Set problem: Write out the entries, please, from the line containing "Give me a plain-text" through their final line, exactly and with nothing else.

The data:
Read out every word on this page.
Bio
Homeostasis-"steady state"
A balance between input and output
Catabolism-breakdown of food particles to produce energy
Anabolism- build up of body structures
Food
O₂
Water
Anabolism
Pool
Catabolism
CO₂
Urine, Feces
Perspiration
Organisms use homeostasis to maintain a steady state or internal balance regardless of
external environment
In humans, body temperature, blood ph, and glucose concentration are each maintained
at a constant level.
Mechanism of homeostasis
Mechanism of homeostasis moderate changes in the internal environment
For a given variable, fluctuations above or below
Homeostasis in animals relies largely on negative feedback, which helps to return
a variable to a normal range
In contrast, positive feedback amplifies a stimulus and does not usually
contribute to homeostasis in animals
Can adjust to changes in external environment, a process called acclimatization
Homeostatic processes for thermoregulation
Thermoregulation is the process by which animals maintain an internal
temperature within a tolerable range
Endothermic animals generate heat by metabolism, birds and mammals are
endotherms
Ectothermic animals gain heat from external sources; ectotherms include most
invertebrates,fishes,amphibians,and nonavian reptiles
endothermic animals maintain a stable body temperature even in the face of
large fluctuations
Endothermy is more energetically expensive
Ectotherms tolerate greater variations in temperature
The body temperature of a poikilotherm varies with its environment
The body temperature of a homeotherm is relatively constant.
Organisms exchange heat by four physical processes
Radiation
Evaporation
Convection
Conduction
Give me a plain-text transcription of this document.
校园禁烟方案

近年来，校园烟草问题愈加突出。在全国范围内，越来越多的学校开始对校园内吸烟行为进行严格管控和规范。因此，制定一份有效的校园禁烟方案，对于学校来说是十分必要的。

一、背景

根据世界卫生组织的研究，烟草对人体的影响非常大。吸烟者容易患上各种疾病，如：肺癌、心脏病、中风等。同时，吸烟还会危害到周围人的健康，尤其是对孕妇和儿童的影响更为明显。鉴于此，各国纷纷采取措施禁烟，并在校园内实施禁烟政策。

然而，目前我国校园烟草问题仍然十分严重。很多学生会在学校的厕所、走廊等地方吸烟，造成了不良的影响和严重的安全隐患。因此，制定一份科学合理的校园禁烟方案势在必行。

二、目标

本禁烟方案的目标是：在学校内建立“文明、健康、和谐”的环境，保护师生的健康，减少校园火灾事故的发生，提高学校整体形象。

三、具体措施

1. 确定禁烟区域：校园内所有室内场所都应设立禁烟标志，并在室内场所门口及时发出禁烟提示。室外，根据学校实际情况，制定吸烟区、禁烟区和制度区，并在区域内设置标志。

Solution to the exercise:
Give me a plain-text transcription of this document.
校园禁烟方案

近年来，校园烟草问题愈加突出。在全国范围内，越来越多的学校开始对校园内吸烟行为进行严格管控和规范。因此，制定一份有效的校园禁烟方案，对于学校来说是十分必要的。

一、背景

根据世界卫生组织的研究，烟草对人体的影响非常大。吸烟者容易患上各种疾病，如：肺癌、心脏病、中风等。同时，吸烟还会危害到周围人的健康，尤其是对孕妇和儿童的影响更为明显。鉴于此，各国纷纷采取措施禁烟，并在校园内实施禁烟政策。

然而，目前我国校园烟草问题仍然十分严重。很多学生会在学校的厕所、走廊等地方吸烟，造成了不良的影响和严重的安全隐患。因此，制定一份科学合理的校园禁烟方案势在必行。

二、目标

本禁烟方案的目标是：在学校内建立“文明、健康、和谐”的环境，保护师生的健康，减少校园火灾事故的发生，提高学校整体形象。

三、具体措施

1. 确定禁烟区域：校园内所有室内场所都应设立禁烟标志，并在室内场所门口及时发出禁烟提示。室外，根据学校实际情况，制定吸烟区、禁烟区和制度区，并在区域内设置标志。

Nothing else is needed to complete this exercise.